-- START PROVIDED DATA --

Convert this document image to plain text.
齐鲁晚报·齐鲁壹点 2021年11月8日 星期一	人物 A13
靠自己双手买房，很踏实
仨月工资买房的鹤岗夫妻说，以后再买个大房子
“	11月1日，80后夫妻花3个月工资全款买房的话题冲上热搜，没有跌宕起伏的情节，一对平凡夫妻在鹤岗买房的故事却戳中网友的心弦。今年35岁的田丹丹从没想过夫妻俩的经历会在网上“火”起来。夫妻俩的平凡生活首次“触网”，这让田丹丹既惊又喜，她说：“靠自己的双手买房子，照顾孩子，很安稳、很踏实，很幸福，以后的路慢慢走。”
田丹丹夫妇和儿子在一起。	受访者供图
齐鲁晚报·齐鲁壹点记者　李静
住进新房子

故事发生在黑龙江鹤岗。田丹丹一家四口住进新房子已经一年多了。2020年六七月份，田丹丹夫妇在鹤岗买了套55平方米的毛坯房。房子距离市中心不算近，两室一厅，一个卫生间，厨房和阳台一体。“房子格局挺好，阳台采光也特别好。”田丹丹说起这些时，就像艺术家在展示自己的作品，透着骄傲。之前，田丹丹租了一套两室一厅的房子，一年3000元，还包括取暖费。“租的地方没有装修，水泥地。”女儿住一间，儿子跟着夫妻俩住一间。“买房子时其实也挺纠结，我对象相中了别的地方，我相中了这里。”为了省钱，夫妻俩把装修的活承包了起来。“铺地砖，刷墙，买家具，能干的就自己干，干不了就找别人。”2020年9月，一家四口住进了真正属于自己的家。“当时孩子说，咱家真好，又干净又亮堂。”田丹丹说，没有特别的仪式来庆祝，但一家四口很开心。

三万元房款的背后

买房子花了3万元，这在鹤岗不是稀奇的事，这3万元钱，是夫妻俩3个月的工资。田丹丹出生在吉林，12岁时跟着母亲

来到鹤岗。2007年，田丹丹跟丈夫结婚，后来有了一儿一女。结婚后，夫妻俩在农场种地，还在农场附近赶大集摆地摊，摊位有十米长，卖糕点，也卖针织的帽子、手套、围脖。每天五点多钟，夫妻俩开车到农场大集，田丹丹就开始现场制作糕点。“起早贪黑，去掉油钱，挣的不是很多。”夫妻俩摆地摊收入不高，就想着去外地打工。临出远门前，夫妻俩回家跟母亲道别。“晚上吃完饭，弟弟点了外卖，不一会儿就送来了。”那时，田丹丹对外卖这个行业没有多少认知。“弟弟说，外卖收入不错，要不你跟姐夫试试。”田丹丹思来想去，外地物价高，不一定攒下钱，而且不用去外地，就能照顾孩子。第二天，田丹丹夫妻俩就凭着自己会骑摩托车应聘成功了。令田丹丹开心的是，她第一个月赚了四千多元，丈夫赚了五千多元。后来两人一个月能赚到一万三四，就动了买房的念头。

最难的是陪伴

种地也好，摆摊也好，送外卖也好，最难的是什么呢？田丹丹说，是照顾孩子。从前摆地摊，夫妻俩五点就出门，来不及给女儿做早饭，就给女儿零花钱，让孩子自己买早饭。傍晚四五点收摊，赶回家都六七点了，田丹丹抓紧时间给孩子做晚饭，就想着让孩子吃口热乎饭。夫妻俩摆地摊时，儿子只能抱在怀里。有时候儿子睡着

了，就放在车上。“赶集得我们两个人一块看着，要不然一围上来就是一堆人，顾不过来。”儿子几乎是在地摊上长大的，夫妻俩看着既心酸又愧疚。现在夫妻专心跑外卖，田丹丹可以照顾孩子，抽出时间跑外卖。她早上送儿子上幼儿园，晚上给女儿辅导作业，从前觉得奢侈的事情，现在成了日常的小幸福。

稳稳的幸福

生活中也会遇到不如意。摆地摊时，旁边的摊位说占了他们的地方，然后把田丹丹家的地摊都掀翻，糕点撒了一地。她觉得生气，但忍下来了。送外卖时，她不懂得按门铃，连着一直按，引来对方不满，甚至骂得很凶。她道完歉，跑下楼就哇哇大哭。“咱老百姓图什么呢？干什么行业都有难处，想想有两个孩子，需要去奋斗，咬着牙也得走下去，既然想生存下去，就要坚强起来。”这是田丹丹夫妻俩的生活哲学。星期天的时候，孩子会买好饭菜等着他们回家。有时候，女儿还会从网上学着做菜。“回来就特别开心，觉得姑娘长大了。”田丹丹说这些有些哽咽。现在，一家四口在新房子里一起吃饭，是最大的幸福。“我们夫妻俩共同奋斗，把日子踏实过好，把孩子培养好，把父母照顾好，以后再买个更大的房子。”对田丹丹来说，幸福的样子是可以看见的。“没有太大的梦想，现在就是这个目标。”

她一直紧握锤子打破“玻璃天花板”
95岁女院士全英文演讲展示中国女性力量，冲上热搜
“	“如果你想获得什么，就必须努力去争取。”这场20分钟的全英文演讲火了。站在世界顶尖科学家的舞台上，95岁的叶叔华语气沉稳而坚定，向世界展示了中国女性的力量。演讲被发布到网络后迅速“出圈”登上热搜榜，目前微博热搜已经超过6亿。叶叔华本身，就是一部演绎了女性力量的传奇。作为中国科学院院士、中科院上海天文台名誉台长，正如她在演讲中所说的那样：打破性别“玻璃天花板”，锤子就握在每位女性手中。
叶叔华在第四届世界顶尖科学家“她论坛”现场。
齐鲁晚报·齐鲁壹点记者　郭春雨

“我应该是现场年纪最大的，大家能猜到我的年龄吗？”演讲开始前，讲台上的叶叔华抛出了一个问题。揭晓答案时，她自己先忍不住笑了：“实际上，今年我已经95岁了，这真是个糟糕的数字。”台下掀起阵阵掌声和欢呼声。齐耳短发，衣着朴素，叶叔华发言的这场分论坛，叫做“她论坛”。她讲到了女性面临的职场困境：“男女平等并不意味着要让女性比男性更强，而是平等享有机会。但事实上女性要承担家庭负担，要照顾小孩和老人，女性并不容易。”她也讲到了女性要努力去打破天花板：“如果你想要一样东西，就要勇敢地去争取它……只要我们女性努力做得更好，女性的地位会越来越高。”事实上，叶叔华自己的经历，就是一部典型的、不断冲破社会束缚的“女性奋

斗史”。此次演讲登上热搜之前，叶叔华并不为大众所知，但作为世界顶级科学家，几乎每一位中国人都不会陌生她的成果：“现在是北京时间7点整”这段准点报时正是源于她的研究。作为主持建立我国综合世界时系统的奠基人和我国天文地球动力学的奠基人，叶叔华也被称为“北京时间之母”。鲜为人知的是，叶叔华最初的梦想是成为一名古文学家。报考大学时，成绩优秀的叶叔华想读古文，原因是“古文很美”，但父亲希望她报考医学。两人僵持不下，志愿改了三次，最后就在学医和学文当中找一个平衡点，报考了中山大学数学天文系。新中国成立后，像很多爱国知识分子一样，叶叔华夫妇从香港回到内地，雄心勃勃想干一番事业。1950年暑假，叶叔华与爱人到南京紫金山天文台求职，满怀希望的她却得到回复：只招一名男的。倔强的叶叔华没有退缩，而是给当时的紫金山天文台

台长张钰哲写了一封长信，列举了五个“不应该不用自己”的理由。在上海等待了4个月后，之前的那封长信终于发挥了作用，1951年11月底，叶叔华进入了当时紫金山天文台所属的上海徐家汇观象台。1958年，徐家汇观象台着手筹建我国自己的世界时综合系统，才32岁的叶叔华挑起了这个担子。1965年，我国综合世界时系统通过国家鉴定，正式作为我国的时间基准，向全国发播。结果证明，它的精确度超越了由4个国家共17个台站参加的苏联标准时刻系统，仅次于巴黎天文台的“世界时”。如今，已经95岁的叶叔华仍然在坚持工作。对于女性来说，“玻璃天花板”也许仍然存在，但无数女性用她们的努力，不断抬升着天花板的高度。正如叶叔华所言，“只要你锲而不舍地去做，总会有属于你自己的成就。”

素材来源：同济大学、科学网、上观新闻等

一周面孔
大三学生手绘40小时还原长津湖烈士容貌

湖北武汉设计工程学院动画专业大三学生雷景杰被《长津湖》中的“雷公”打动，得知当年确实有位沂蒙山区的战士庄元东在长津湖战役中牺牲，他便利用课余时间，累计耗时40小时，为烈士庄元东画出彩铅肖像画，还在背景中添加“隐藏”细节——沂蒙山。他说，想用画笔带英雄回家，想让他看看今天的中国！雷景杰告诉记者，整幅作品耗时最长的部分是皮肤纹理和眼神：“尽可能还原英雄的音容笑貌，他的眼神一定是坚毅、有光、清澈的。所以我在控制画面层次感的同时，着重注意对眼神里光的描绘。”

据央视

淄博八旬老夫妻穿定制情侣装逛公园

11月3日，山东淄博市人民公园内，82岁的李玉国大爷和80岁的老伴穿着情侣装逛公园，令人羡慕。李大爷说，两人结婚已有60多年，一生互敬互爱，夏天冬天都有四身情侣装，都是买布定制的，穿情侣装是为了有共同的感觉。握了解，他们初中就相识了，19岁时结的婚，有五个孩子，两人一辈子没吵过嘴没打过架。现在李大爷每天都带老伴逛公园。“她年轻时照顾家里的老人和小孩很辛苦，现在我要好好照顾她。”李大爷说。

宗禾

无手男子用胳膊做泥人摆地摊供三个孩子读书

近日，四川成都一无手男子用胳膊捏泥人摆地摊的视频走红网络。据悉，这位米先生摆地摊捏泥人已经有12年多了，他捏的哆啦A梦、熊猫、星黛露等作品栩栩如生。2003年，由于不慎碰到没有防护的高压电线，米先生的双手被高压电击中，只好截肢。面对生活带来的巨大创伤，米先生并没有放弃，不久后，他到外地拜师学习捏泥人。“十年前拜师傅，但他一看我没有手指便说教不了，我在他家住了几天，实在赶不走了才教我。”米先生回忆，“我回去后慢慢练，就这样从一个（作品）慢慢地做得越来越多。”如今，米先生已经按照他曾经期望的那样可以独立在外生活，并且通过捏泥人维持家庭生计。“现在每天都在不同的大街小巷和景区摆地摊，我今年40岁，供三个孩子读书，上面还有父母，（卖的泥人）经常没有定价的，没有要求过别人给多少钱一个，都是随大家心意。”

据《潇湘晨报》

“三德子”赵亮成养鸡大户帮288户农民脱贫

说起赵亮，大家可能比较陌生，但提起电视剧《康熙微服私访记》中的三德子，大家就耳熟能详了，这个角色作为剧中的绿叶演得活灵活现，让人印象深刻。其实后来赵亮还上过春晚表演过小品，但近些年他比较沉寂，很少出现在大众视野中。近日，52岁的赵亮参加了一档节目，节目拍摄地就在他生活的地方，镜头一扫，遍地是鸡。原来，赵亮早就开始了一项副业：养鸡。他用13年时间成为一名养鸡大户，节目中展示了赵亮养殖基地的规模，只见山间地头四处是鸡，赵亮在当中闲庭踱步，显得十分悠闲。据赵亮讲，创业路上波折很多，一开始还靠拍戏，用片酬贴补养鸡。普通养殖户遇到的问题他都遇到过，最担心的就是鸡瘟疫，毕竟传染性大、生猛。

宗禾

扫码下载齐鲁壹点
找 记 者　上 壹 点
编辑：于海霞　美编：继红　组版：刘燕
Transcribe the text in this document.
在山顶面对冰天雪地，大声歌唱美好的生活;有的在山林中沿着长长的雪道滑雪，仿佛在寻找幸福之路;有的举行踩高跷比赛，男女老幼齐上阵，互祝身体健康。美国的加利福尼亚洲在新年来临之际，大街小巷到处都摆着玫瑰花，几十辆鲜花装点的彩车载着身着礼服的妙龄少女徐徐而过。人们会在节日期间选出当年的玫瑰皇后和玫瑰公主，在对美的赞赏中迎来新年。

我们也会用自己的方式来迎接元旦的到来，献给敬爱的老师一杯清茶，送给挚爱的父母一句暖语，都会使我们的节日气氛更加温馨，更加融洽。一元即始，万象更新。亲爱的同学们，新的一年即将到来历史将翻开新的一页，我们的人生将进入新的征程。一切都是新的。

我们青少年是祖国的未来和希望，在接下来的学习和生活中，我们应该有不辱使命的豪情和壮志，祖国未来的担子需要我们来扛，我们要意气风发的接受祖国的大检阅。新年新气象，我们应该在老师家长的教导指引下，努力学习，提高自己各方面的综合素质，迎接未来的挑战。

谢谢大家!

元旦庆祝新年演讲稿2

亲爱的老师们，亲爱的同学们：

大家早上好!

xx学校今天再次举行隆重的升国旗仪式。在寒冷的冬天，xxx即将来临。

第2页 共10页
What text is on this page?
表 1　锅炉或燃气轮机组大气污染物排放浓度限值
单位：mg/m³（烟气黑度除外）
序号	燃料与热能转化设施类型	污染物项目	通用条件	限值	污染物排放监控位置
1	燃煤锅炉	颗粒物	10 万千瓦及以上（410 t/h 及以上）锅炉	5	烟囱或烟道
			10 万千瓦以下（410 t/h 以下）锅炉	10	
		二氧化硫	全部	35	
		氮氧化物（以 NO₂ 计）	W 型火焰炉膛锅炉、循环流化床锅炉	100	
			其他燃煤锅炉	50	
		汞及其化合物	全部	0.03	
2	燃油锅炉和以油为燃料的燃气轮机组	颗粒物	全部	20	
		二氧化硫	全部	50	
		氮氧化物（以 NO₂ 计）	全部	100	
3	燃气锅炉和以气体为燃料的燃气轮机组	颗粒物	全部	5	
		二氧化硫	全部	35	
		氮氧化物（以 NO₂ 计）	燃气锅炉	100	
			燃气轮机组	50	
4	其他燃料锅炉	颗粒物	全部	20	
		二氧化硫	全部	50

-- END PROVIDED DATA --

Out of the material above, select every line that holds the string "二氧化硫".

# THE SOLUTION
		二氧化硫	全部	35	
		二氧化硫	全部	50	
		二氧化硫	全部	35	
		二氧化硫	全部	50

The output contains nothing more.